### TASK DESCRIPTION
Below is a block of records; repeat all of them exactly.

### DATA PROVIDED
* * *
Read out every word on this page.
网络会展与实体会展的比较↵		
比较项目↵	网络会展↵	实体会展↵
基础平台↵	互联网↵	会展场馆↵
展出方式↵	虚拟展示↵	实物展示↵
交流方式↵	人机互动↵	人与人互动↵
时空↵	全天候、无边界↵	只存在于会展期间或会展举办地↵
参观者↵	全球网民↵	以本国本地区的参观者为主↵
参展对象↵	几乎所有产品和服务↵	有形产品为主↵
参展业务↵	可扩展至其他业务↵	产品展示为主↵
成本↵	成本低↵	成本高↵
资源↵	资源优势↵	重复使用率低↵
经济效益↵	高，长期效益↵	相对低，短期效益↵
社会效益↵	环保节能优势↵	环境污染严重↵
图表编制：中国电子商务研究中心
* * *
### EXPECTED ANSWER
Read out every word on this page.
网络会展与实体会展的比较↵		
比较项目↵	网络会展↵	实体会展↵
基础平台↵	互联网↵	会展场馆↵
展出方式↵	虚拟展示↵	实物展示↵
交流方式↵	人机互动↵	人与人互动↵
时空↵	全天候、无边界↵	只存在于会展期间或会展举办地↵
参观者↵	全球网民↵	以本国本地区的参观者为主↵
参展对象↵	几乎所有产品和服务↵	有形产品为主↵
参展业务↵	可扩展至其他业务↵	产品展示为主↵
成本↵	成本低↵	成本高↵
资源↵	资源优势↵	重复使用率低↵
经济效益↵	高，长期效益↵	相对低，短期效益↵
社会效益↵	环保节能优势↵	环境污染严重↵
图表编制：中国电子商务研究中心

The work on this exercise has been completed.